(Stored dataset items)
★ ★ ★
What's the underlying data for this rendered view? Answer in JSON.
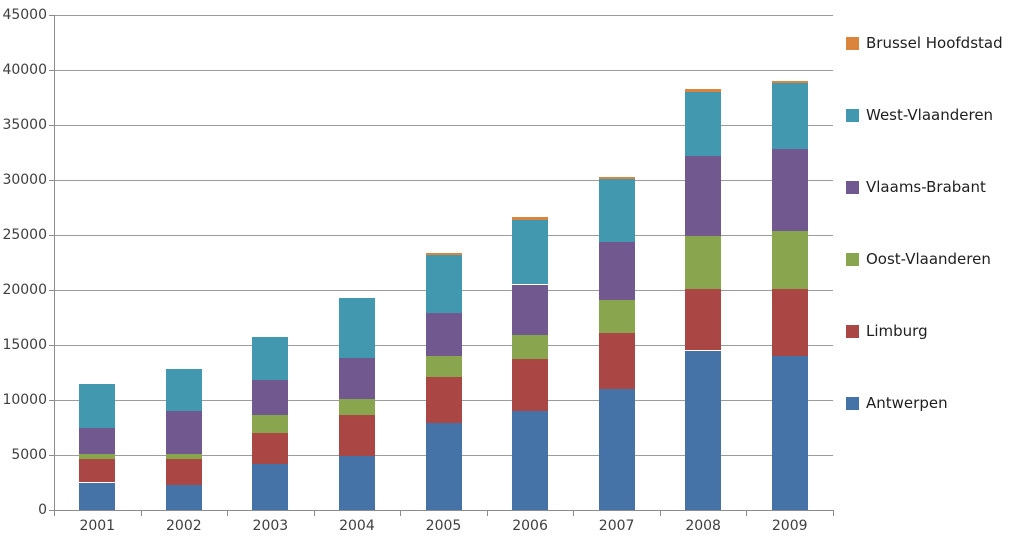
{
  "chart_data": {
    "type": "bar",
    "stacked": true,
    "title": "",
    "xlabel": "",
    "ylabel": "",
    "categories": [
      "2001",
      "2002",
      "2003",
      "2004",
      "2005",
      "2006",
      "2007",
      "2008",
      "2009"
    ],
    "series": [
      {
        "name": "Antwerpen",
        "color": "#4572A7",
        "values": [
          2500,
          2300,
          4200,
          4900,
          7900,
          9000,
          11000,
          14500,
          14000
        ]
      },
      {
        "name": "Limburg",
        "color": "#AA4643",
        "values": [
          2100,
          2300,
          2800,
          3700,
          4200,
          4700,
          5100,
          5600,
          6100
        ]
      },
      {
        "name": "Oost-Vlaanderen",
        "color": "#89A54E",
        "values": [
          500,
          500,
          1600,
          1500,
          1900,
          2200,
          3000,
          4800,
          5300
        ]
      },
      {
        "name": "Vlaams-Brabant",
        "color": "#71588F",
        "values": [
          2400,
          3900,
          3200,
          3700,
          3900,
          4600,
          5300,
          7300,
          7400
        ]
      },
      {
        "name": "West-Vlaanderen",
        "color": "#4198AF",
        "values": [
          4000,
          3800,
          3900,
          5500,
          5300,
          5900,
          5700,
          5800,
          6100
        ]
      },
      {
        "name": "Brussel Hoofdstad",
        "color": "#DB843D",
        "values": [
          0,
          0,
          0,
          0,
          200,
          200,
          200,
          300,
          100
        ]
      }
    ],
    "totals": [
      11500,
      12800,
      15700,
      19300,
      23400,
      26600,
      30300,
      38300,
      39000
    ],
    "ylim": [
      0,
      45000
    ],
    "ytick_step": 5000,
    "ytick_labels": [
      "0",
      "5000",
      "10000",
      "15000",
      "20000",
      "25000",
      "30000",
      "35000",
      "40000",
      "45000"
    ],
    "grid": true,
    "legend_position": "right",
    "legend_order": [
      "Brussel Hoofdstad",
      "West-Vlaanderen",
      "Vlaams-Brabant",
      "Oost-Vlaanderen",
      "Limburg",
      "Antwerpen"
    ]
  },
  "style_colors": {
    "axis": "#8c8c8c",
    "gridline": "#9c9c9c",
    "tick_text": "#3f3f3f",
    "legend_text": "#1f1f1f",
    "background": "#ffffff"
  }
}
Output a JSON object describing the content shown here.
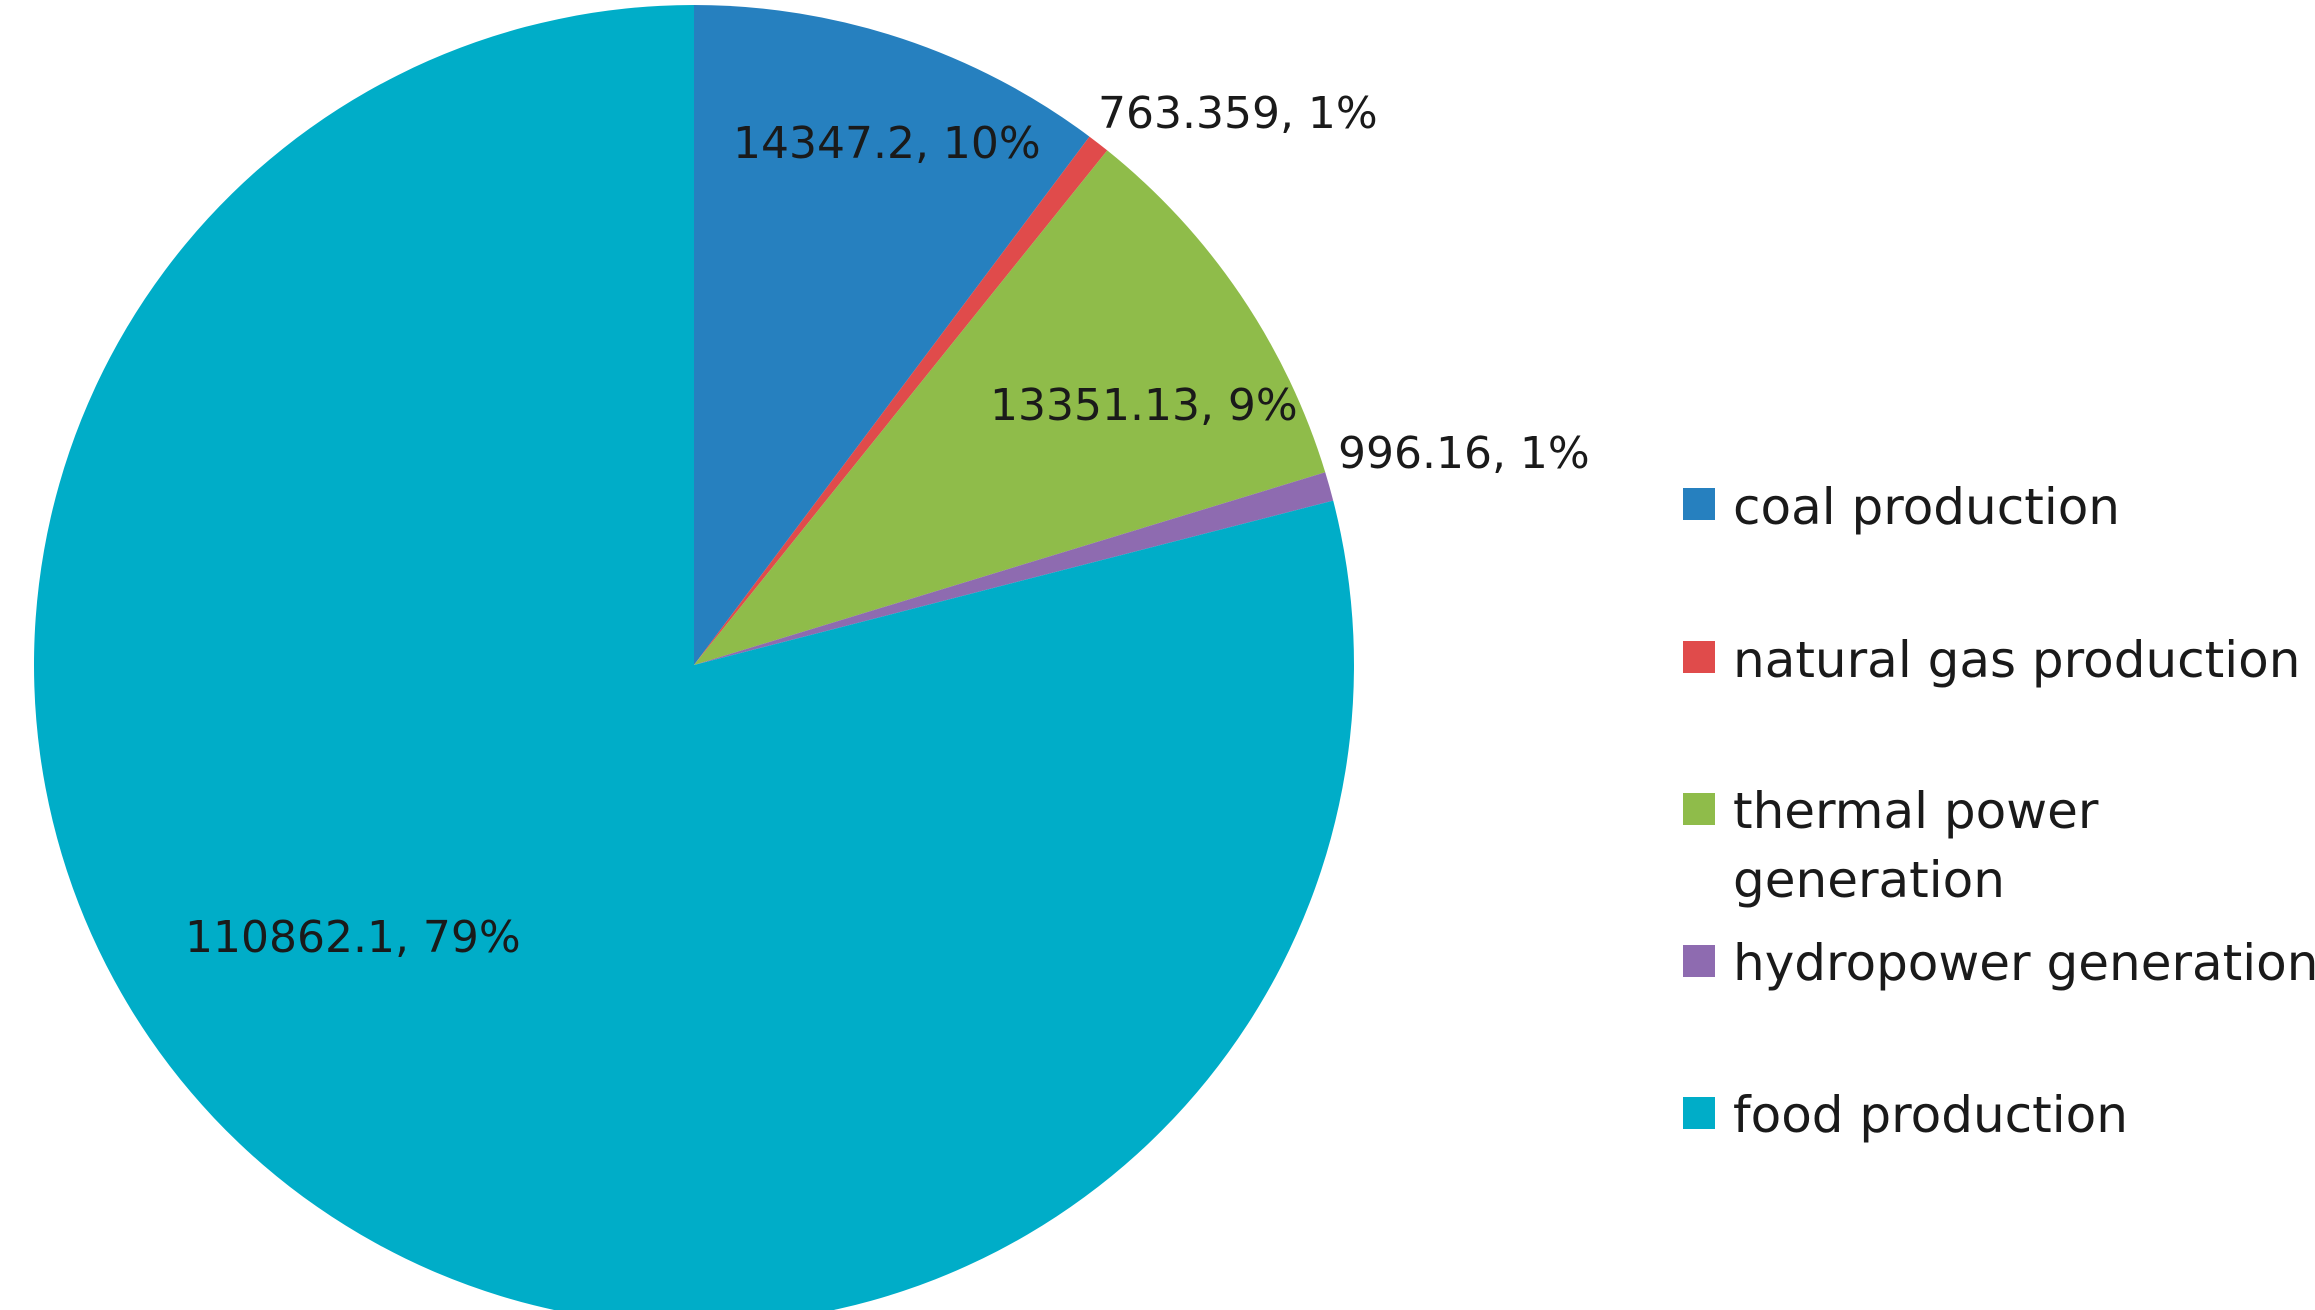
{
  "chart_data": {
    "type": "pie",
    "start_angle": "12 o'clock",
    "direction": "clockwise",
    "legend_position": "right",
    "slices": [
      {
        "label": "coal production",
        "value": 14347.2,
        "percent_label": "14347.2, 10%",
        "color": "#2680bf"
      },
      {
        "label": "natural gas production",
        "value": 763.359,
        "percent_label": "763.359, 1%",
        "color": "#e04b4b"
      },
      {
        "label": "thermal power generation",
        "value": 13351.13,
        "percent_label": "13351.13, 9%",
        "color": "#8fbc4a"
      },
      {
        "label": "hydropower generation",
        "value": 996.16,
        "percent_label": "996.16, 1%",
        "color": "#8e6bb0"
      },
      {
        "label": "food production",
        "value": 110862.1,
        "percent_label": "110862.1, 79%",
        "color": "#00adc8"
      }
    ]
  }
}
★ ★ ★
#### [Exercise objective]
Print out every entry above without changing a word, and leave out the pictures.

#### [Finished answer]
What's the underlying data for this rendered view? Answer in JSON.
{
  "chart_data": {
    "type": "bar",
    "stacked": true,
    "title": "",
    "xlabel": "",
    "ylabel": "",
    "categories": [
      "2001",
      "2002",
      "2003",
      "2004",
      "2005",
      "2006",
      "2007",
      "2008",
      "2009"
    ],
    "series": [
      {
        "name": "Antwerpen",
        "color": "#4572A7",
        "values": [
          2500,
          2300,
          4200,
          4900,
          7900,
          9000,
          11000,
          14500,
          14000
        ]
      },
      {
        "name": "Limburg",
        "color": "#AA4643",
        "values": [
          2100,
          2300,
          2800,
          3700,
          4200,
          4700,
          5100,
          5600,
          6100
        ]
      },
      {
        "name": "Oost-Vlaanderen",
        "color": "#89A54E",
        "values": [
          500,
          500,
          1600,
          1500,
          1900,
          2200,
          3000,
          4800,
          5300
        ]
      },
      {
        "name": "Vlaams-Brabant",
        "color": "#71588F",
        "values": [
          2400,
          3900,
          3200,
          3700,
          3900,
          4600,
          5300,
          7300,
          7400
        ]
      },
      {
        "name": "West-Vlaanderen",
        "color": "#4198AF",
        "values": [
          4000,
          3800,
          3900,
          5500,
          5300,
          5900,
          5700,
          5800,
          6100
        ]
      },
      {
        "name": "Brussel Hoofdstad",
        "color": "#DB843D",
        "values": [
          0,
          0,
          0,
          0,
          200,
          200,
          200,
          300,
          100
        ]
      }
    ],
    "totals": [
      11500,
      12800,
      15700,
      19300,
      23400,
      26600,
      30300,
      38300,
      39000
    ],
    "ylim": [
      0,
      45000
    ],
    "ytick_step": 5000,
    "ytick_labels": [
      "0",
      "5000",
      "10000",
      "15000",
      "20000",
      "25000",
      "30000",
      "35000",
      "40000",
      "45000"
    ],
    "grid": true,
    "legend_position": "right",
    "legend_order": [
      "Brussel Hoofdstad",
      "West-Vlaanderen",
      "Vlaams-Brabant",
      "Oost-Vlaanderen",
      "Limburg",
      "Antwerpen"
    ]
  },
  "style_colors": {
    "axis": "#8c8c8c",
    "gridline": "#9c9c9c",
    "tick_text": "#3f3f3f",
    "legend_text": "#1f1f1f",
    "background": "#ffffff"
  }
}
Output a JSON object describing the content shown here.
{
  "chart_data": {
    "type": "pie",
    "start_angle": "12 o'clock",
    "direction": "clockwise",
    "legend_position": "right",
    "slices": [
      {
        "label": "coal production",
        "value": 14347.2,
        "percent_label": "14347.2, 10%",
        "color": "#2680bf"
      },
      {
        "label": "natural gas production",
        "value": 763.359,
        "percent_label": "763.359, 1%",
        "color": "#e04b4b"
      },
      {
        "label": "thermal power generation",
        "value": 13351.13,
        "percent_label": "13351.13, 9%",
        "color": "#8fbc4a"
      },
      {
        "label": "hydropower generation",
        "value": 996.16,
        "percent_label": "996.16, 1%",
        "color": "#8e6bb0"
      },
      {
        "label": "food production",
        "value": 110862.1,
        "percent_label": "110862.1, 79%",
        "color": "#00adc8"
      }
    ]
  }
}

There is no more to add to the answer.